WHAT THE EXERCISE ASKS =>
State the number of lines below in which the word "Manage" appears. Nothing else belongs in the answer.

***** TASK DATA

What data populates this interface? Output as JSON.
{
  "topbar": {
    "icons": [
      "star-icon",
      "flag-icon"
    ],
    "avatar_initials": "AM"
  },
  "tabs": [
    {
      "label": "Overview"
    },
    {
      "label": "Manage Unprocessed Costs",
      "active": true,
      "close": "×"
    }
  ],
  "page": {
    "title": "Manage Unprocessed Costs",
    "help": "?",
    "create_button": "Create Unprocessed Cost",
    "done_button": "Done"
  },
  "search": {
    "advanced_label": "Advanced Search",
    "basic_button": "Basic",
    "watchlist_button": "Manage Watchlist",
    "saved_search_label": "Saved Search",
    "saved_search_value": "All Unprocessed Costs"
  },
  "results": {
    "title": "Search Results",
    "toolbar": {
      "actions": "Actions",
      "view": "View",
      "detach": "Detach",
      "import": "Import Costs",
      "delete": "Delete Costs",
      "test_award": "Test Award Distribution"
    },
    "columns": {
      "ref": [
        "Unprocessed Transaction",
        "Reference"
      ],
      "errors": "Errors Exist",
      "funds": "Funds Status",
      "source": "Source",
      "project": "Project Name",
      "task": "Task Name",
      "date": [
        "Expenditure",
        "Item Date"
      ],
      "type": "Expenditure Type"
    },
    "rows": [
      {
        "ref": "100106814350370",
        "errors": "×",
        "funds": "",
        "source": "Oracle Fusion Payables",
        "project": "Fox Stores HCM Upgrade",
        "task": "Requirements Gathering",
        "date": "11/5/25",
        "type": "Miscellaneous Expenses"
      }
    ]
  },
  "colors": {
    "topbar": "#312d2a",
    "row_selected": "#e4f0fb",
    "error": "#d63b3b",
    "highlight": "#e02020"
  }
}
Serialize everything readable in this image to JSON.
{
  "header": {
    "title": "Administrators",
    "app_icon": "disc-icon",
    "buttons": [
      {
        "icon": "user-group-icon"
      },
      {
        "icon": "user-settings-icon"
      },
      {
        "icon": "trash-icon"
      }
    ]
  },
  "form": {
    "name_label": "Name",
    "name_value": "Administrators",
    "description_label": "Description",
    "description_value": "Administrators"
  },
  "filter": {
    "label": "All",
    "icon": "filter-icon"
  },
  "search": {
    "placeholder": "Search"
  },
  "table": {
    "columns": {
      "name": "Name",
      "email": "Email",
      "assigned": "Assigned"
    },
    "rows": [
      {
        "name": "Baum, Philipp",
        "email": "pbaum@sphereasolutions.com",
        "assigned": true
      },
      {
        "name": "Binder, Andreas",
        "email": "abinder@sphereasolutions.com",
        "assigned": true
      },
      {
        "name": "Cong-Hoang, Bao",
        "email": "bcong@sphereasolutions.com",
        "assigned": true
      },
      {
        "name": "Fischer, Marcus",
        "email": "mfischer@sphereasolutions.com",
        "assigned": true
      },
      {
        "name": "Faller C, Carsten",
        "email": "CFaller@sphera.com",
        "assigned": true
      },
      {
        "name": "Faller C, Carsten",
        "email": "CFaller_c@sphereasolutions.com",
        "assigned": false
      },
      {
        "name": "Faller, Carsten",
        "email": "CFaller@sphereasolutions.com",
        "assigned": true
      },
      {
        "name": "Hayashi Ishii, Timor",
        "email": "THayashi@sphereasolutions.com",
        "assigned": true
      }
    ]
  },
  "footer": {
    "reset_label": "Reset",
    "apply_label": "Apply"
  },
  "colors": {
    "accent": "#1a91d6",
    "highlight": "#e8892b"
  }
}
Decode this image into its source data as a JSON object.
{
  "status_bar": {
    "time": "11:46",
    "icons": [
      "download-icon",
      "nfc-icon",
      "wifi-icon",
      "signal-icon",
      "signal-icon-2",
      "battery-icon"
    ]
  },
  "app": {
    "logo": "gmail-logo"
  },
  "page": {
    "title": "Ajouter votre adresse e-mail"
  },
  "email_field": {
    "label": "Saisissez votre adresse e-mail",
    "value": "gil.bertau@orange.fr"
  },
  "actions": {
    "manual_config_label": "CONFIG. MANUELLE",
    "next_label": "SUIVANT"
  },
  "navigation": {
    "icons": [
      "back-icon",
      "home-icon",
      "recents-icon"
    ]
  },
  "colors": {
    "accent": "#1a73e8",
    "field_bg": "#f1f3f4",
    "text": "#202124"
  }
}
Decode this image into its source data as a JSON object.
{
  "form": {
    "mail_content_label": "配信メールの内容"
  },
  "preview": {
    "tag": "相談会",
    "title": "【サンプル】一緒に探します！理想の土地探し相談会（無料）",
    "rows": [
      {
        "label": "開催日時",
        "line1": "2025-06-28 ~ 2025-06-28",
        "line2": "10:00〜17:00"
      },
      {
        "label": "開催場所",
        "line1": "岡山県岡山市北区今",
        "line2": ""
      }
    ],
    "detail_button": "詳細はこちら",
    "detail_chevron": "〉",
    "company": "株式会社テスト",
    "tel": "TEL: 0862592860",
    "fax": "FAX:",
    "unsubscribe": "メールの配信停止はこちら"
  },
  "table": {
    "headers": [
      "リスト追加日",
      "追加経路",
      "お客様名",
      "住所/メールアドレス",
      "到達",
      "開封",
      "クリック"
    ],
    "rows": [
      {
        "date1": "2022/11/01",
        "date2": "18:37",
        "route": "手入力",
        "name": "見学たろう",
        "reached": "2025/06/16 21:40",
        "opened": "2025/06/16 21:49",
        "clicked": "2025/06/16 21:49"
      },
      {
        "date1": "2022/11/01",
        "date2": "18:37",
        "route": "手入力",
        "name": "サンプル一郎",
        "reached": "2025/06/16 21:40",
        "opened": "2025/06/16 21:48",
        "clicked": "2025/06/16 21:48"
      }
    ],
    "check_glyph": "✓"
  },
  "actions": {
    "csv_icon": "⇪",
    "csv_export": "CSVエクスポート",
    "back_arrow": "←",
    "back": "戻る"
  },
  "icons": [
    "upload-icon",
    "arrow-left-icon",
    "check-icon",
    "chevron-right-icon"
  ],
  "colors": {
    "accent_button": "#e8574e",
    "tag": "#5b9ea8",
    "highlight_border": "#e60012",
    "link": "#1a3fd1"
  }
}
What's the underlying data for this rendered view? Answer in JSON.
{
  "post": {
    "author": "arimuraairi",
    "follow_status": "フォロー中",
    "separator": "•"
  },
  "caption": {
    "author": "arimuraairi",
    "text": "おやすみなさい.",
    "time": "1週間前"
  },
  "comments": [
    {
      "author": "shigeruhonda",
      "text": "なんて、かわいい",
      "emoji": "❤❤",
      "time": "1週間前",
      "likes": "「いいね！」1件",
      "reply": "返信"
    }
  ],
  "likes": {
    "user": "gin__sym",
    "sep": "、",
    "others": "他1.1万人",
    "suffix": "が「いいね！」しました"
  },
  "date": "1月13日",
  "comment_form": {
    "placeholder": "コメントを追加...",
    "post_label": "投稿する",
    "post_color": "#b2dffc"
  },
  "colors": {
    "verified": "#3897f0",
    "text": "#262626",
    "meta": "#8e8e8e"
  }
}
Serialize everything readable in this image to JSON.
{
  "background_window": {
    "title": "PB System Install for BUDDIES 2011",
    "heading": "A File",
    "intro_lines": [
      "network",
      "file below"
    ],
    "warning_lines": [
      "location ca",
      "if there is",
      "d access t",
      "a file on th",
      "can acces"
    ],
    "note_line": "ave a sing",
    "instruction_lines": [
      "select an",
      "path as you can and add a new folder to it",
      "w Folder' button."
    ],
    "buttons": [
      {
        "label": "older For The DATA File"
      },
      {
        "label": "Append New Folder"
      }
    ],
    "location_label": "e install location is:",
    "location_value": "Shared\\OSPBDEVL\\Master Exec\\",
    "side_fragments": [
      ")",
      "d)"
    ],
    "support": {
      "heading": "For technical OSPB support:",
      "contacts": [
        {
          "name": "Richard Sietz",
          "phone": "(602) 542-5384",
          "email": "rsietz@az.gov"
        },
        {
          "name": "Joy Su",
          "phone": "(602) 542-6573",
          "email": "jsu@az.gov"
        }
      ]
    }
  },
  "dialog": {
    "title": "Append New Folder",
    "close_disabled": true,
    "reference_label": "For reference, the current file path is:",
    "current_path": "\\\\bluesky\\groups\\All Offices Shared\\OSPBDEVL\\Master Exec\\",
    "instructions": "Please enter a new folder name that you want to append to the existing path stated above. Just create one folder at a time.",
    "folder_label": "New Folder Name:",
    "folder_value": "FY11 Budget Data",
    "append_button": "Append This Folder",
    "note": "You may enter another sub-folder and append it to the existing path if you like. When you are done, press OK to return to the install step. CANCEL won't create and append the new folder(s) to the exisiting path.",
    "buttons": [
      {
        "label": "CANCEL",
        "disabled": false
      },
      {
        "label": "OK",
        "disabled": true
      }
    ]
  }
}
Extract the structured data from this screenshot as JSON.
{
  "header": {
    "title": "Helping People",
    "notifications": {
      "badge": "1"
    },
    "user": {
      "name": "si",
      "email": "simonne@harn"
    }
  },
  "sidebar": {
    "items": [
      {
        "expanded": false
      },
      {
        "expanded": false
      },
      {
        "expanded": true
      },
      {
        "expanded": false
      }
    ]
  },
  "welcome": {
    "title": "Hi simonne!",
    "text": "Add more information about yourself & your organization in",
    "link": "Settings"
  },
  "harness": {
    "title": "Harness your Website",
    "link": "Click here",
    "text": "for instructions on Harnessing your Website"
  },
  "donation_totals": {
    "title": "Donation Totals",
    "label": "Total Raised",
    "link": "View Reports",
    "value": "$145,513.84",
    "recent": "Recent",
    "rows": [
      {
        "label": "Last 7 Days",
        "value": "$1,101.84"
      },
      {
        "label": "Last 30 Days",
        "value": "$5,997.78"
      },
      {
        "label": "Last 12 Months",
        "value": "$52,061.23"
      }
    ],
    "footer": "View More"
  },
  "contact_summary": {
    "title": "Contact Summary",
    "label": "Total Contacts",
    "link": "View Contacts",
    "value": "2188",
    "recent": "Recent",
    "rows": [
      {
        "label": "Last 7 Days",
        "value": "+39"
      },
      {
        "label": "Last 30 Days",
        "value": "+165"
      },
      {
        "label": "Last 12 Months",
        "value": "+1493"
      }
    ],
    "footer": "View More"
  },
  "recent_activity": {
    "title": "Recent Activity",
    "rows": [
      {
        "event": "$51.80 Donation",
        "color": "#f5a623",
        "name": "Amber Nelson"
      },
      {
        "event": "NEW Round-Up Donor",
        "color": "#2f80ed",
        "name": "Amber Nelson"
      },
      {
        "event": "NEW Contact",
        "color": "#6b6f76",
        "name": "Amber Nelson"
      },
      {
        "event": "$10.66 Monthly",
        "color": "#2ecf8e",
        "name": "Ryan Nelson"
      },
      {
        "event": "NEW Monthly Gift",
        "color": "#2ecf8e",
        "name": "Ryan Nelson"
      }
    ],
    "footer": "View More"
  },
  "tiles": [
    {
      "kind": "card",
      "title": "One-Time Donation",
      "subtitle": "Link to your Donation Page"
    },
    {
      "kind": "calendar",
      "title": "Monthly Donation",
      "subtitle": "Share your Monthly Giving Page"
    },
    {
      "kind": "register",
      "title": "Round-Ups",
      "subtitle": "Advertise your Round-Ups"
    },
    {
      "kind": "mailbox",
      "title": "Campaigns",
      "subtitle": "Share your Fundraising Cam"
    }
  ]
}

**********

SOLUTION =>
3